■ TASK MATERIAL:
________________

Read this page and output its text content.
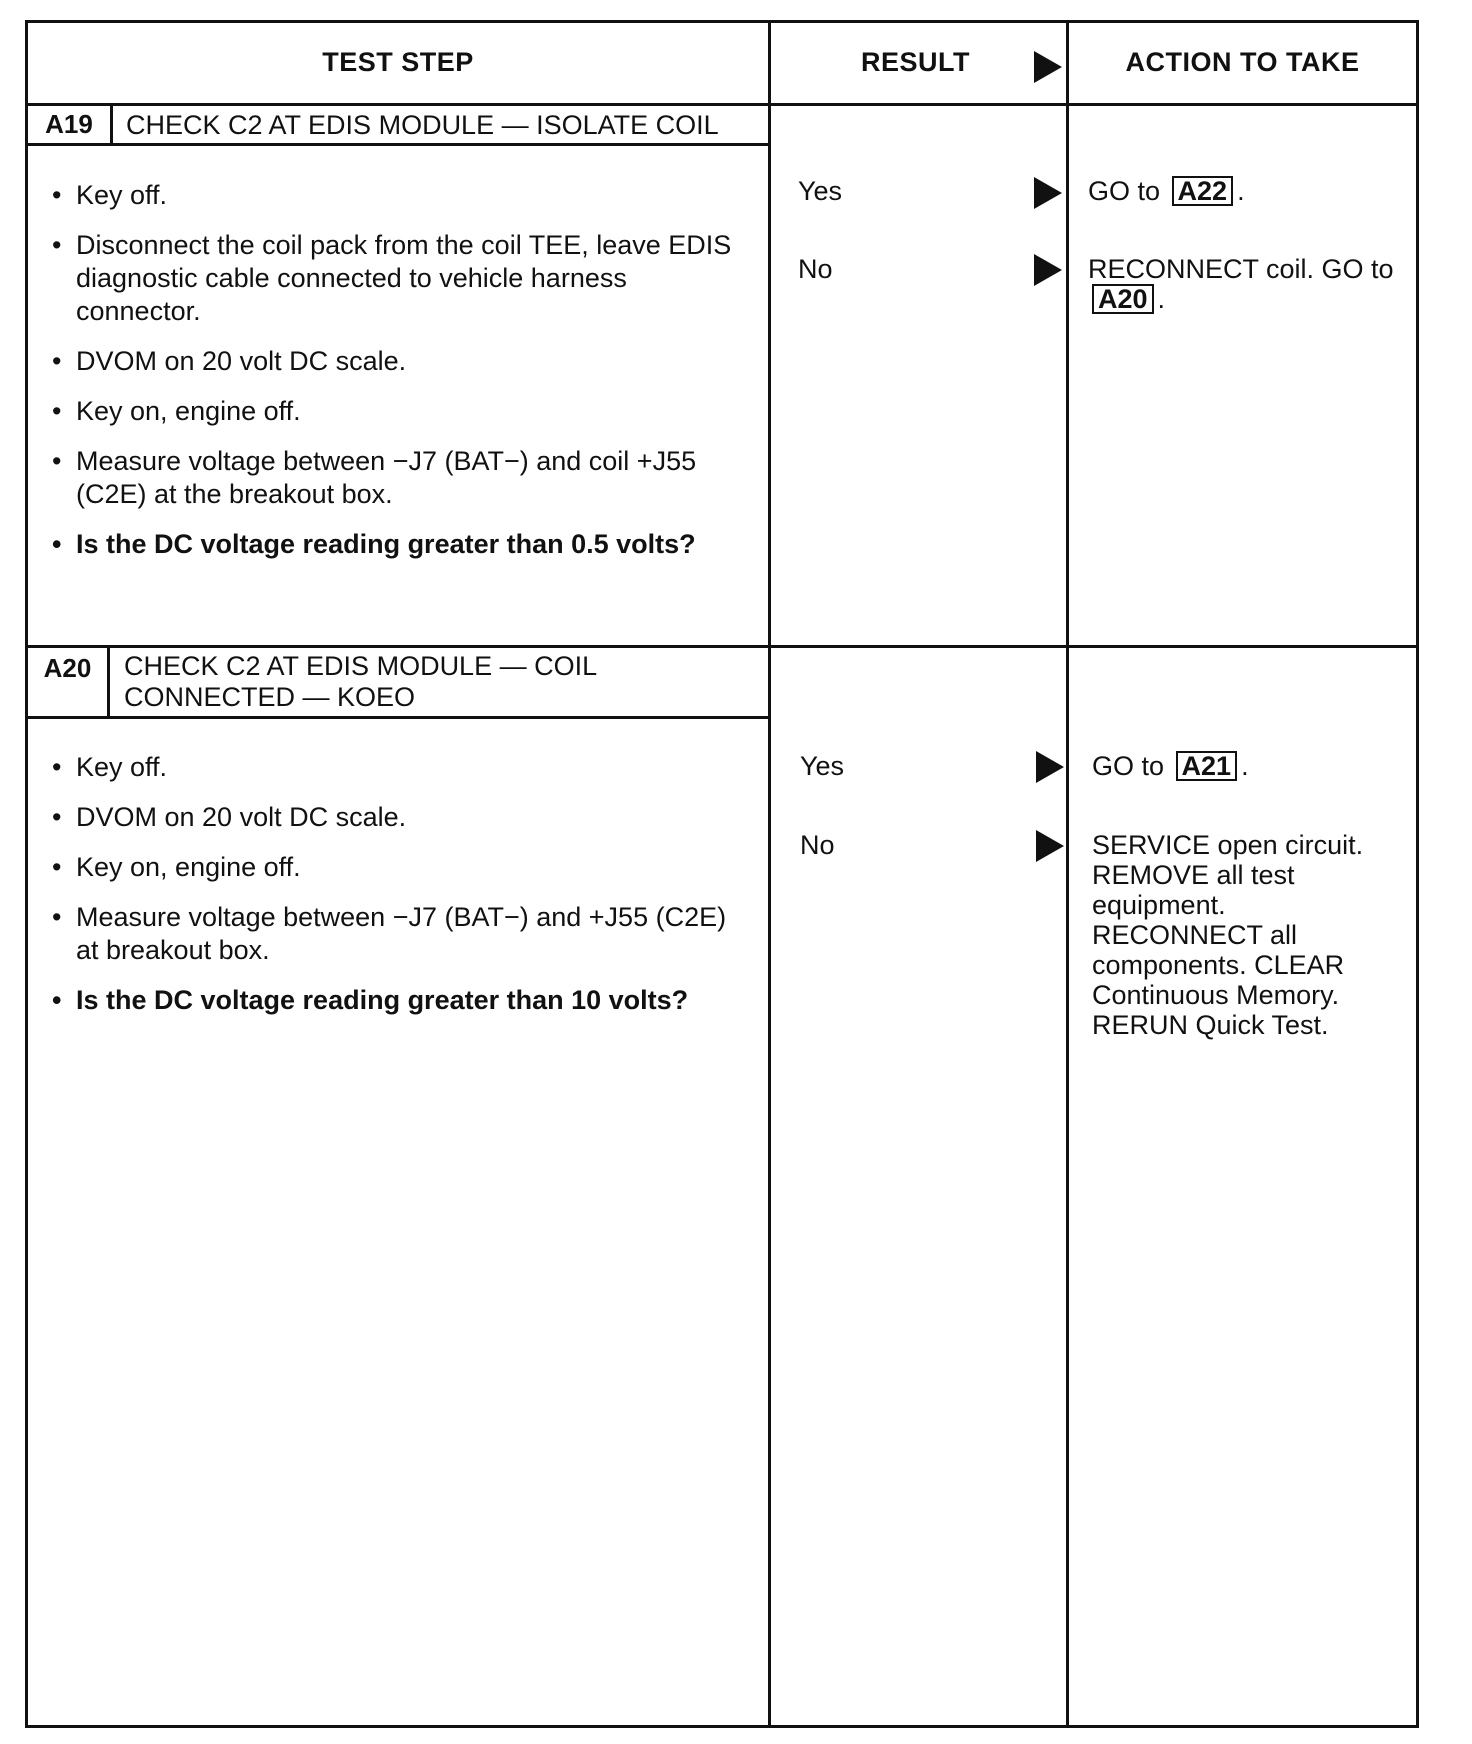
TEST STEP	RESULT	ACTION TO TAKE
A19	CHECK C2 AT EDIS MODULE — ISOLATE COIL
• Key off.
• Disconnect the coil pack from the coil TEE, leave EDIS diagnostic cable connected to vehicle harness connector.
• DVOM on 20 volt DC scale.
• Key on, engine off.
• Measure voltage between −J7 (BAT−) and coil +J55 (C2E) at the breakout box.
• Is the DC voltage reading greater than 0.5 volts?
Yes	GO to A22 .
No	RECONNECT coil. GO to A20 .
A20	CHECK C2 AT EDIS MODULE — COIL
CONNECTED — KOEO
• Key off.
• DVOM on 20 volt DC scale.
• Key on, engine off.
• Measure voltage between −J7 (BAT−) and +J55 (C2E) at breakout box.
• Is the DC voltage reading greater than 10 volts?
Yes	GO to A21 .
No	SERVICE open circuit. REMOVE all test equipment. RECONNECT all components. CLEAR Continuous Memory. RERUN Quick Test.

________________

■ GIVEN EXERCISE:
Leave the pictures out and print the records above exactly as they stand.

■ RESPONSE FOR THIS EXERCISE:
Read this page and output its text content.
TEST STEP	RESULT	ACTION TO TAKE
A19	CHECK C2 AT EDIS MODULE — ISOLATE COIL
• Key off.
• Disconnect the coil pack from the coil TEE, leave EDIS diagnostic cable connected to vehicle harness connector.
• DVOM on 20 volt DC scale.
• Key on, engine off.
• Measure voltage between −J7 (BAT−) and coil +J55 (C2E) at the breakout box.
• Is the DC voltage reading greater than 0.5 volts?
Yes	GO to A22 .
No	RECONNECT coil. GO to A20 .
A20	CHECK C2 AT EDIS MODULE — COIL
CONNECTED — KOEO
• Key off.
• DVOM on 20 volt DC scale.
• Key on, engine off.
• Measure voltage between −J7 (BAT−) and +J55 (C2E) at breakout box.
• Is the DC voltage reading greater than 10 volts?
Yes	GO to A21 .
No	SERVICE open circuit. REMOVE all test equipment. RECONNECT all components. CLEAR Continuous Memory. RERUN Quick Test.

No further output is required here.